[BEGIN Records to use]
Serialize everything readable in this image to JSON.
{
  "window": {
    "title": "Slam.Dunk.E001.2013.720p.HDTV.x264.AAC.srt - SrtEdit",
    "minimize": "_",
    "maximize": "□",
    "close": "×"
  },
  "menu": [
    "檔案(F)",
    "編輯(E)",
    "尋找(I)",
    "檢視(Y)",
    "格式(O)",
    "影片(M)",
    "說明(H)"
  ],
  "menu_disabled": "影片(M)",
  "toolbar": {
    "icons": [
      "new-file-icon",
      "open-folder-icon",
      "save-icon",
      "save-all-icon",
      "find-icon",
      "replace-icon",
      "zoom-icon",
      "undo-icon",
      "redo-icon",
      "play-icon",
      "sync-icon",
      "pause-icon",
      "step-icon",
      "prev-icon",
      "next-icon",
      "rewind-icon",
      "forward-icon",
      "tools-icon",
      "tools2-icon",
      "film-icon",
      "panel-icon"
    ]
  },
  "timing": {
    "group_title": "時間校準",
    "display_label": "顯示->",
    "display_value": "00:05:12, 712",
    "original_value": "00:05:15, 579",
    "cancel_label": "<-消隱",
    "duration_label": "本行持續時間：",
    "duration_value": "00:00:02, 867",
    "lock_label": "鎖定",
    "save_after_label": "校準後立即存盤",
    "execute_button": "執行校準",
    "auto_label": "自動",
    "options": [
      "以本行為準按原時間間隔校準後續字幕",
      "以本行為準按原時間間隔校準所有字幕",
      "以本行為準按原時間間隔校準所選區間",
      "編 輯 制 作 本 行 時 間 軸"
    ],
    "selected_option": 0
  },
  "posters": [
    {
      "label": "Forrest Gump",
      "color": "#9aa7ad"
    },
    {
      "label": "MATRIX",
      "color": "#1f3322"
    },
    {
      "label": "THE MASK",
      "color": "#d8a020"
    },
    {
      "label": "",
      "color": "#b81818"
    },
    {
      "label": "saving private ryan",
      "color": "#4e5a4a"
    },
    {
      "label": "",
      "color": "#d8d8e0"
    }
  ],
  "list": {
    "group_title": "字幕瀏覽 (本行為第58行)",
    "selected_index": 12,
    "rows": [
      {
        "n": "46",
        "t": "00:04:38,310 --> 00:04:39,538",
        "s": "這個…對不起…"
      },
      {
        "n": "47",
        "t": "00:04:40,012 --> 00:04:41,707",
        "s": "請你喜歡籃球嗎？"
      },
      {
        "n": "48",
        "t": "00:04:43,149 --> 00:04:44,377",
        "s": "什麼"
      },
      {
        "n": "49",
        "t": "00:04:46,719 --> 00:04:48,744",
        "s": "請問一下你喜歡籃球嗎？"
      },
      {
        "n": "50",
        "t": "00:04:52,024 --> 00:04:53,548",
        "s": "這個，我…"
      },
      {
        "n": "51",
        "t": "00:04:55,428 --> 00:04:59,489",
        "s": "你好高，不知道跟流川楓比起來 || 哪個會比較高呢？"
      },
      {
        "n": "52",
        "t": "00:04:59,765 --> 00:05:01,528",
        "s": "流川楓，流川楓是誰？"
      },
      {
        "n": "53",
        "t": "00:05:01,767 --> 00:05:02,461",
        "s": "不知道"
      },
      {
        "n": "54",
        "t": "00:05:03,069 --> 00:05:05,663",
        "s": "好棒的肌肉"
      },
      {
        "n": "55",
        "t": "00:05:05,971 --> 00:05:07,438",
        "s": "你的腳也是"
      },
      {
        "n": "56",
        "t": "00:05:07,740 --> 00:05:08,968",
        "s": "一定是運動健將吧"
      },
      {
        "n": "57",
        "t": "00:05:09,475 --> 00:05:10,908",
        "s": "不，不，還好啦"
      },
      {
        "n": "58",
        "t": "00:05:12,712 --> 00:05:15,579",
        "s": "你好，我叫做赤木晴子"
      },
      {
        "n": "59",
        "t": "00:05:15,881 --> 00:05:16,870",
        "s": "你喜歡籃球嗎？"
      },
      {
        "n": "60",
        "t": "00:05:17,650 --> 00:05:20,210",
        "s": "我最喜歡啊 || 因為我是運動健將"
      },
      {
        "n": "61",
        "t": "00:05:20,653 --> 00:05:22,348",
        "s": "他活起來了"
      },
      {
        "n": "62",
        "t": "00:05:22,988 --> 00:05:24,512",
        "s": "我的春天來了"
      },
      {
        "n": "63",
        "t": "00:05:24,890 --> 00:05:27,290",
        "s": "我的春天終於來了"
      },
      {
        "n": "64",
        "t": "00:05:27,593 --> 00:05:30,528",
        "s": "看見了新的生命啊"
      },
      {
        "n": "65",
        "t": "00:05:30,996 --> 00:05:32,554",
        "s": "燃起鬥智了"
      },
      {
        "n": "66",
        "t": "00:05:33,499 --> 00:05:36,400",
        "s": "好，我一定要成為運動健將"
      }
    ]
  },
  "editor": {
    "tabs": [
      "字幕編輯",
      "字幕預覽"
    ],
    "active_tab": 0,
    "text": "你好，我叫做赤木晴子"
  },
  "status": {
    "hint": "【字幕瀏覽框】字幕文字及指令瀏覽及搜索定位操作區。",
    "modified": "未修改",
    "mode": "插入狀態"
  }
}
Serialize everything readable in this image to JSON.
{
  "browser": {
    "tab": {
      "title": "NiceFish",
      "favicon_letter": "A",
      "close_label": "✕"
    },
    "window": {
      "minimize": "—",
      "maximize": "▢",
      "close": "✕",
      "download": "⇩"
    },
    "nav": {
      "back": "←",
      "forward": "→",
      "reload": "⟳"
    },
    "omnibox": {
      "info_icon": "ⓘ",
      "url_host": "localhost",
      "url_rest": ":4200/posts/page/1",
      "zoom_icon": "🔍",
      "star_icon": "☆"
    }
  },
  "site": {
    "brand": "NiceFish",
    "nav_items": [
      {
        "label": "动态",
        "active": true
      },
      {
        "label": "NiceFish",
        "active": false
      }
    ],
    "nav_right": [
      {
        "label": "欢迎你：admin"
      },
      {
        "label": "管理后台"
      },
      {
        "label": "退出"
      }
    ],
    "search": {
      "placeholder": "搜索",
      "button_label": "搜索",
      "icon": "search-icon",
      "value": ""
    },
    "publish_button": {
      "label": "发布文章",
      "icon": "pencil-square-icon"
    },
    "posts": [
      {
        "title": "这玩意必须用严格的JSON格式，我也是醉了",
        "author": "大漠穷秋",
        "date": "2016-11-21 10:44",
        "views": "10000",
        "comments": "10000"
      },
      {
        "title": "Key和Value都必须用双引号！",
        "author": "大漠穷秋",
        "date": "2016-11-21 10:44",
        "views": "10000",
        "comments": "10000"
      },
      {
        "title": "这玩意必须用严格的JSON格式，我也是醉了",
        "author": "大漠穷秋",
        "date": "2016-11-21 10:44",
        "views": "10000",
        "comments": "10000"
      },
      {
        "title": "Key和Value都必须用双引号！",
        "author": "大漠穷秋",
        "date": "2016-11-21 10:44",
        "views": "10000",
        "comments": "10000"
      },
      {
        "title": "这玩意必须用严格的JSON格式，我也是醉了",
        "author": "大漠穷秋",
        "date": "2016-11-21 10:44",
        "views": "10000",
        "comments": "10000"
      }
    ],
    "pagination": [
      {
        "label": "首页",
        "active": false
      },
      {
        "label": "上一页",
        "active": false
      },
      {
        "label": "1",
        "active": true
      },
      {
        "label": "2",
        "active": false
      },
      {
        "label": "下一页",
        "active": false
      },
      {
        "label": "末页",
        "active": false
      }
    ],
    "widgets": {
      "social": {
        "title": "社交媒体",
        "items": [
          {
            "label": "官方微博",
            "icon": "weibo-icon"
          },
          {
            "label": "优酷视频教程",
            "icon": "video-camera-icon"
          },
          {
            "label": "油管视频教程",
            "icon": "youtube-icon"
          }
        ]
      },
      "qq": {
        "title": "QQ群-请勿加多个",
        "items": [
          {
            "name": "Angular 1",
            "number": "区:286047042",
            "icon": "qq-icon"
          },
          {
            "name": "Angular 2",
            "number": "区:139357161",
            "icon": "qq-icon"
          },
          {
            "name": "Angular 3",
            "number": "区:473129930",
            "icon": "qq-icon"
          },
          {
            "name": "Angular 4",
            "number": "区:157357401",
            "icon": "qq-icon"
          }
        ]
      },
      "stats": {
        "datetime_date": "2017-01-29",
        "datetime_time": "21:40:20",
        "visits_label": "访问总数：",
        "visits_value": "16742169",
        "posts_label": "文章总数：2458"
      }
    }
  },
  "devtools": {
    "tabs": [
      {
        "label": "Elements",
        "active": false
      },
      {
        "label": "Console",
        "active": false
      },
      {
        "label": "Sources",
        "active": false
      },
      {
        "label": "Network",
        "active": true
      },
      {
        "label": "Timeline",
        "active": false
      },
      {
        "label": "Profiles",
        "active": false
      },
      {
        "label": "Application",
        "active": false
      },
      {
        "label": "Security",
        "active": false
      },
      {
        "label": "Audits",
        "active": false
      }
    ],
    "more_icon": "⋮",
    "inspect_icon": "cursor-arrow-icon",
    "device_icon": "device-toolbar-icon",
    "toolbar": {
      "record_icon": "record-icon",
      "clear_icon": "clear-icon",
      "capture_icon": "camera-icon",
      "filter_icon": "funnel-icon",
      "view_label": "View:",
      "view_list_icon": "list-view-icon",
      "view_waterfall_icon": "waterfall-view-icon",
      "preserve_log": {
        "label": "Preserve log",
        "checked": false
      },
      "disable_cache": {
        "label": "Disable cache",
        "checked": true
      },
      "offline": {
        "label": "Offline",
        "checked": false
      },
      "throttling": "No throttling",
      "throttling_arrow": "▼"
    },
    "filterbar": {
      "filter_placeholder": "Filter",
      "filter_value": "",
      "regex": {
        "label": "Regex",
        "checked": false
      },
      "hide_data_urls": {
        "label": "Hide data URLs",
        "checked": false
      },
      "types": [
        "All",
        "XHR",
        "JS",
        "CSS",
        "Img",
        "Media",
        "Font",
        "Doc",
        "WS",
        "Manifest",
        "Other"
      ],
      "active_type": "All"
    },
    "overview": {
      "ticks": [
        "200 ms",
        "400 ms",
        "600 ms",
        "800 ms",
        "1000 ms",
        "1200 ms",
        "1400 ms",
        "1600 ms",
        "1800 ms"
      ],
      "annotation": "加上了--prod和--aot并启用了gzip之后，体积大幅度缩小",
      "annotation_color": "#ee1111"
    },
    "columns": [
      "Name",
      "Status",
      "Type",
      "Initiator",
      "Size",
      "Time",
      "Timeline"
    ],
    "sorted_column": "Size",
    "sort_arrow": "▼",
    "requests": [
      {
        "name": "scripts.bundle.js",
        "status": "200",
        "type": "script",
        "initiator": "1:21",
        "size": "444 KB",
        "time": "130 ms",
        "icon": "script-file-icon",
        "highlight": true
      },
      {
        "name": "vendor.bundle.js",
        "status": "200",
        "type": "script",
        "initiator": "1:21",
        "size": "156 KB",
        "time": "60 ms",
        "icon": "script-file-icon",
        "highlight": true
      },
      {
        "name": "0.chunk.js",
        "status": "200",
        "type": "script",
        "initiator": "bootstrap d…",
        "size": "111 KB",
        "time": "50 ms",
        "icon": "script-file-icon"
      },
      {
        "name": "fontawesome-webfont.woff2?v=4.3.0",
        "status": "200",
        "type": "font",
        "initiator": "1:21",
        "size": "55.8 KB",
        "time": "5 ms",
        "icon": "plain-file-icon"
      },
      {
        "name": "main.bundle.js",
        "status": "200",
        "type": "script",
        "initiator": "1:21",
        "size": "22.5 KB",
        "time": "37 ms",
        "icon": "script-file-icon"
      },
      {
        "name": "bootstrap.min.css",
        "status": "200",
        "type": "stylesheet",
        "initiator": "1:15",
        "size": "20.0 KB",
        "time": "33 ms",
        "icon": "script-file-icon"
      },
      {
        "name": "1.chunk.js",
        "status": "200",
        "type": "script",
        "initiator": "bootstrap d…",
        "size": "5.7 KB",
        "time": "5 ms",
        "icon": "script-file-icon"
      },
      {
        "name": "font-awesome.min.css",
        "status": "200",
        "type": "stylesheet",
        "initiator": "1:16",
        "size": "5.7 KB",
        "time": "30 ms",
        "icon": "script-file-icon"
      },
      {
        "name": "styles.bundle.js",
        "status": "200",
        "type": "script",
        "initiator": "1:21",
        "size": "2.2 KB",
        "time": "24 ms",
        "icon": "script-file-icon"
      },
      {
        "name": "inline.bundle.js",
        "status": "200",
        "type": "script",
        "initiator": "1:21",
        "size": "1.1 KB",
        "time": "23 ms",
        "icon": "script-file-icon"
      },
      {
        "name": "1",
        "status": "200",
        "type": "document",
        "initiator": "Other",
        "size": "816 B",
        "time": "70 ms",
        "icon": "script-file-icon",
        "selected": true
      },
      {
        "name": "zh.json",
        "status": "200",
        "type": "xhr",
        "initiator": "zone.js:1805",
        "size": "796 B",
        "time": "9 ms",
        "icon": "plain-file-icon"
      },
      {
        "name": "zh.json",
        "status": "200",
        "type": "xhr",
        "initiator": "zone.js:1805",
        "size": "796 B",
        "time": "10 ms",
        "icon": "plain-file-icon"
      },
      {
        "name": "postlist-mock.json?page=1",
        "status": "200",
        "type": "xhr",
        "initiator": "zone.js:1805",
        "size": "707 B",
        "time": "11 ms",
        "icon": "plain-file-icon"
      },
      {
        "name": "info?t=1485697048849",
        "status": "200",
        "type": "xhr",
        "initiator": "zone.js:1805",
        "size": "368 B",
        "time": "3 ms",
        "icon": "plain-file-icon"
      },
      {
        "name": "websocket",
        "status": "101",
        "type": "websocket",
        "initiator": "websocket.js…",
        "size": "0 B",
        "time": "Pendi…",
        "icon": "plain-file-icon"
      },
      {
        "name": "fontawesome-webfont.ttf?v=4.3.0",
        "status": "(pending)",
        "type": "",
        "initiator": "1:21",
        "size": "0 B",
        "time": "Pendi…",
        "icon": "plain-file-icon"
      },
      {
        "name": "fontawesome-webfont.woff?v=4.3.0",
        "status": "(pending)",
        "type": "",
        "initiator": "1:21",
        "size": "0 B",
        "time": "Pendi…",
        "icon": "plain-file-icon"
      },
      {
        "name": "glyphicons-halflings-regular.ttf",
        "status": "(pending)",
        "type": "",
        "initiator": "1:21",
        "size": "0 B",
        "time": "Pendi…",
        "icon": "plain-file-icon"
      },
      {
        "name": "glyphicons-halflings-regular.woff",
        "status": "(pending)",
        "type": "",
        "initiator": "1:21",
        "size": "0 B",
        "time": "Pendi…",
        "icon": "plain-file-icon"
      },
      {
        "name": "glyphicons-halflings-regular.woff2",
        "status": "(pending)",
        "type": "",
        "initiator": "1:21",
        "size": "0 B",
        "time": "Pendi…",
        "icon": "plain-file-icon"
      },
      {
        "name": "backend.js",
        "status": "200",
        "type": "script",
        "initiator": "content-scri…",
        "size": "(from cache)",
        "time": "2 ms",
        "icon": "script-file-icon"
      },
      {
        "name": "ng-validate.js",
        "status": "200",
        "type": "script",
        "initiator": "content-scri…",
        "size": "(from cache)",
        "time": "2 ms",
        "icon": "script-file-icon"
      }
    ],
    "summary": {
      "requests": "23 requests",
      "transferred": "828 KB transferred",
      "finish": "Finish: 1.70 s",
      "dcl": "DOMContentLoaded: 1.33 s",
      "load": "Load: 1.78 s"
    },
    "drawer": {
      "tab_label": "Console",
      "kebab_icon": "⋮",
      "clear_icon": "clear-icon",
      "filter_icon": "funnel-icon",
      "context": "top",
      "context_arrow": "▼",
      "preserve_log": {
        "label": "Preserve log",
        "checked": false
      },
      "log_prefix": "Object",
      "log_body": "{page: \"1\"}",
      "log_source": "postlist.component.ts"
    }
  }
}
[END Records to use]
-- Request --
Lines that include the word "regular" — how many are there in the data? Answer with the number alone.

-- Answer below --
3